**Direction**
Tally the lines in the following entries that include the word "image"; state only the total.

**Data for this task**
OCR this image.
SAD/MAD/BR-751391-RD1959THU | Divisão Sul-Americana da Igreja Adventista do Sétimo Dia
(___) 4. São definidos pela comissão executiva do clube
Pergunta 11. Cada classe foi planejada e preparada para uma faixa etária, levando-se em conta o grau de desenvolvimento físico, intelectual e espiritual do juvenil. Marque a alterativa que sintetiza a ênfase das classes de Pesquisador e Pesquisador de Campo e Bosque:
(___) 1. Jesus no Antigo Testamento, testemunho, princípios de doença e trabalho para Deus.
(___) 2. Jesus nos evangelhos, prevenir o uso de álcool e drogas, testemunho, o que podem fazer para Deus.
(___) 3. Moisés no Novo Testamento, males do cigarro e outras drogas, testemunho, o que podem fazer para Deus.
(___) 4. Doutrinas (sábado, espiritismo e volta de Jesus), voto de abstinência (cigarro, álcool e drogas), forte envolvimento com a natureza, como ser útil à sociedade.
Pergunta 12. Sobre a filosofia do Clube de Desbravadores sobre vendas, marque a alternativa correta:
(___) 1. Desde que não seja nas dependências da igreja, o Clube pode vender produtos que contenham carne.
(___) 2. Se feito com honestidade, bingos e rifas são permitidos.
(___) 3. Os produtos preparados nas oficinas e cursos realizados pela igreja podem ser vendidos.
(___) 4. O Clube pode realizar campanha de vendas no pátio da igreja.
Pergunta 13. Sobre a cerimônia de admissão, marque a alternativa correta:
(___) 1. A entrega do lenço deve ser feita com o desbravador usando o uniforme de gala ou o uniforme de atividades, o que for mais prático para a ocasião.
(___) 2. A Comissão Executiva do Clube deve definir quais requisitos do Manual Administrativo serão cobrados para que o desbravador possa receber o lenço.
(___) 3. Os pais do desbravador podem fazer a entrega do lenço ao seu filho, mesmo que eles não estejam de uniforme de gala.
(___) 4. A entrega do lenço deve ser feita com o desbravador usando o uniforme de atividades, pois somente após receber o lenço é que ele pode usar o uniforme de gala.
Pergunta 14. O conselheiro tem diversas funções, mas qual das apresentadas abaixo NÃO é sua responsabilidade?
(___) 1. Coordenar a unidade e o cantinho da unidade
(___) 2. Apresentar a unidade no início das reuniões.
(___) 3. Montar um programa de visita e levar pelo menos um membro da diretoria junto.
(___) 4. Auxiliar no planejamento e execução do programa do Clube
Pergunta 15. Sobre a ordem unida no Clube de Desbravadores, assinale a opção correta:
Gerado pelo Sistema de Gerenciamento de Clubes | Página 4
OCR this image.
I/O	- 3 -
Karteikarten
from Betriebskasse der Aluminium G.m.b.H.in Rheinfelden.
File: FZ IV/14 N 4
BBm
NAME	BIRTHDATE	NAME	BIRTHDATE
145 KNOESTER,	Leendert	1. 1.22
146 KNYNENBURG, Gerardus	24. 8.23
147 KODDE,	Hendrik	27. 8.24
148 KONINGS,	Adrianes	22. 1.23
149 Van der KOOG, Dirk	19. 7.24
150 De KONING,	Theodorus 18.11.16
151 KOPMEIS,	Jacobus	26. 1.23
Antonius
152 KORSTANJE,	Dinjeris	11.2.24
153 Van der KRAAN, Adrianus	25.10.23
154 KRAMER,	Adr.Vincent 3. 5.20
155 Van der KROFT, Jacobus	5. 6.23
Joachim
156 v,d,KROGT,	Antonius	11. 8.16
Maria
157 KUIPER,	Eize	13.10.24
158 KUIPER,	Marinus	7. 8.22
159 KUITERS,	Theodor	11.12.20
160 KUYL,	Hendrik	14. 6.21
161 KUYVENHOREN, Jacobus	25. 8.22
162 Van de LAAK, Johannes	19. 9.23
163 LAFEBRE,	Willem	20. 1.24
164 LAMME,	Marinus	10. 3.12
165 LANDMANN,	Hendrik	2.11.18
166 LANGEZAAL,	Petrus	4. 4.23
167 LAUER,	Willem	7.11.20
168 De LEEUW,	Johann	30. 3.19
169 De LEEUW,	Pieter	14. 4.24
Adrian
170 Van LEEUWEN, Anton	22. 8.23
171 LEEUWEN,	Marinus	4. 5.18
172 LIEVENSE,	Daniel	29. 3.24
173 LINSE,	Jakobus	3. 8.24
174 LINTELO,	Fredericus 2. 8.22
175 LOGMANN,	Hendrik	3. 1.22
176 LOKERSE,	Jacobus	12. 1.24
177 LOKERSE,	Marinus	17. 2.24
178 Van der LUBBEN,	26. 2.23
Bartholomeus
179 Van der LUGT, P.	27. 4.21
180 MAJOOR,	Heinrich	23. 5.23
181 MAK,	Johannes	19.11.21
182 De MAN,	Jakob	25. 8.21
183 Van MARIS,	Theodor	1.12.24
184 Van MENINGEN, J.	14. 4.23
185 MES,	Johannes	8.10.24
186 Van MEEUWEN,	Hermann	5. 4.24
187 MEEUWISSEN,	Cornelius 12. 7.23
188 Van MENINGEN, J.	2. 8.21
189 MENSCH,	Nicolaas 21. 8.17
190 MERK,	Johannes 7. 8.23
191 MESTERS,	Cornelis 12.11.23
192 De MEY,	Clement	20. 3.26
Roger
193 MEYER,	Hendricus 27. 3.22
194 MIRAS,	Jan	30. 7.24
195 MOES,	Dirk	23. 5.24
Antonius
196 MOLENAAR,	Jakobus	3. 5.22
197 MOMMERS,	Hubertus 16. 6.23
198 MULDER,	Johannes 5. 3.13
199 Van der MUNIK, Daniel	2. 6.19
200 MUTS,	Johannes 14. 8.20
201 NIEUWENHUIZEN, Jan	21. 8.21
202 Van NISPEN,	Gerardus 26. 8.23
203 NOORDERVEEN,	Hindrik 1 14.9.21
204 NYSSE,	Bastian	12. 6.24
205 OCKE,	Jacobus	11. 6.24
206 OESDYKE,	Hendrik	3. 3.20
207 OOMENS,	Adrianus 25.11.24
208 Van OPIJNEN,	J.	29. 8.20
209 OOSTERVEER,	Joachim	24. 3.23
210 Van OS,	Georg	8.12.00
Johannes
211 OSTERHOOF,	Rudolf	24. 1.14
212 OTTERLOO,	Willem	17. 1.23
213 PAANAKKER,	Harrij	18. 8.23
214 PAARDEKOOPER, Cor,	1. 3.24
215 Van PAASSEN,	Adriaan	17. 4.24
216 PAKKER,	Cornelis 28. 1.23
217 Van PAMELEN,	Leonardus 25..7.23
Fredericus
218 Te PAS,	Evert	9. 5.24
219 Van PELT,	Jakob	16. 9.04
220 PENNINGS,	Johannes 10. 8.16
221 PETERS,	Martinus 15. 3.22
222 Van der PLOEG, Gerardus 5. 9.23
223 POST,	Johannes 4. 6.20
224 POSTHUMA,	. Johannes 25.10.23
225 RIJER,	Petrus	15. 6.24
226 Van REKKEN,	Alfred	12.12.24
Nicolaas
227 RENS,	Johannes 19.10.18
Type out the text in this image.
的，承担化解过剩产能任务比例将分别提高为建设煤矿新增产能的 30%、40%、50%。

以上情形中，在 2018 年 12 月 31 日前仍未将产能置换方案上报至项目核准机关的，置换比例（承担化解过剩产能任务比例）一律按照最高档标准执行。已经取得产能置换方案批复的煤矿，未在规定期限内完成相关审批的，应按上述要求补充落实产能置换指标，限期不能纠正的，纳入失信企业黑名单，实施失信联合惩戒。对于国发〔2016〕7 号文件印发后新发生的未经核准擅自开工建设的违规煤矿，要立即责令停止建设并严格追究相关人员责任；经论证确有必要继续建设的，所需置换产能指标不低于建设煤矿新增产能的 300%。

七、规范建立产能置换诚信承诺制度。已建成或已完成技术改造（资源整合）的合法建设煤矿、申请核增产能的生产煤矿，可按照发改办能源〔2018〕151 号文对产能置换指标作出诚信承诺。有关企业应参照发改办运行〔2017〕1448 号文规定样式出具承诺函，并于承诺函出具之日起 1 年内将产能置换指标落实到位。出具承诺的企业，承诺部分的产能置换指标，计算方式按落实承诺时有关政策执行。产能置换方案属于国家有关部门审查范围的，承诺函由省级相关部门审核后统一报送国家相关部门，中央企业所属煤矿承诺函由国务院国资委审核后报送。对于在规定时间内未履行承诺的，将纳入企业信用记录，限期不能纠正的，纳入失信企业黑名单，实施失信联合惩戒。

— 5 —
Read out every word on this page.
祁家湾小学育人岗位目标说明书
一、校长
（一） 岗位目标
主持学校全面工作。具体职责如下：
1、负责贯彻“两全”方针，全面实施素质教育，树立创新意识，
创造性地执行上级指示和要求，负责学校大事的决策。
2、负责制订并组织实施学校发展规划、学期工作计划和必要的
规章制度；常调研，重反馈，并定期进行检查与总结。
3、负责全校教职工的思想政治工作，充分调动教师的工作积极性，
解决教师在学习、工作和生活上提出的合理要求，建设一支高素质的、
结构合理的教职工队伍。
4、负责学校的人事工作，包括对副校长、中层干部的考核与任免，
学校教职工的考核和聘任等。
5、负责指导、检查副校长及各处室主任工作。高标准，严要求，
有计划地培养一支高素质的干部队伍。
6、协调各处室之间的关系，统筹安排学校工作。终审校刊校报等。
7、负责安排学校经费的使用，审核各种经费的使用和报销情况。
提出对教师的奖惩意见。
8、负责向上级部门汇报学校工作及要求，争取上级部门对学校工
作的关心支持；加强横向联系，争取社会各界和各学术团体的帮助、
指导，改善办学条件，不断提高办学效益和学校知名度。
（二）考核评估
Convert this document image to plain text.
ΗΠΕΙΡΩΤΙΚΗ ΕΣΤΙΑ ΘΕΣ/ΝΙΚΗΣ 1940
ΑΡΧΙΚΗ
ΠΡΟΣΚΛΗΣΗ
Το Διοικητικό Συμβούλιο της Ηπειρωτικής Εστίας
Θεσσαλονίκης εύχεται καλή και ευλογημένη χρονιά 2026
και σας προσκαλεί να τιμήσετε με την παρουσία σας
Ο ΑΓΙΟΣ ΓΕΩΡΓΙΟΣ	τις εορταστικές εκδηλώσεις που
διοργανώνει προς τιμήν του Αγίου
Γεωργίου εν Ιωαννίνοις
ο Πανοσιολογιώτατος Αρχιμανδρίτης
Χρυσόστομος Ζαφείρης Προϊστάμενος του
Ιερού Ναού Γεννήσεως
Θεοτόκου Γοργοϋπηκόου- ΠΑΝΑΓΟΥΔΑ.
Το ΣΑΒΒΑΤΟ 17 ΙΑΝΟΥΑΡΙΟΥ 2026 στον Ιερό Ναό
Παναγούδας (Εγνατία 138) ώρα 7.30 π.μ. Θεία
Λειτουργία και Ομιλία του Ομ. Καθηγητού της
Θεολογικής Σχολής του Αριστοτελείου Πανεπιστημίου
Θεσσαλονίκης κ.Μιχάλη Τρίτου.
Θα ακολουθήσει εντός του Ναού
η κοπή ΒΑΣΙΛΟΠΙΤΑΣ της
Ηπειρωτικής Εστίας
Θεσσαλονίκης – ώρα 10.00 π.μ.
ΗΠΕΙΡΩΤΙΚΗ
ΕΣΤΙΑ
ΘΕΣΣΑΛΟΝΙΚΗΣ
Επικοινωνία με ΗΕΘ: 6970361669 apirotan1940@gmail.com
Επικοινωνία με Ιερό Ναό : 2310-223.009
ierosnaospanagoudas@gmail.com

**Reply to the task**
4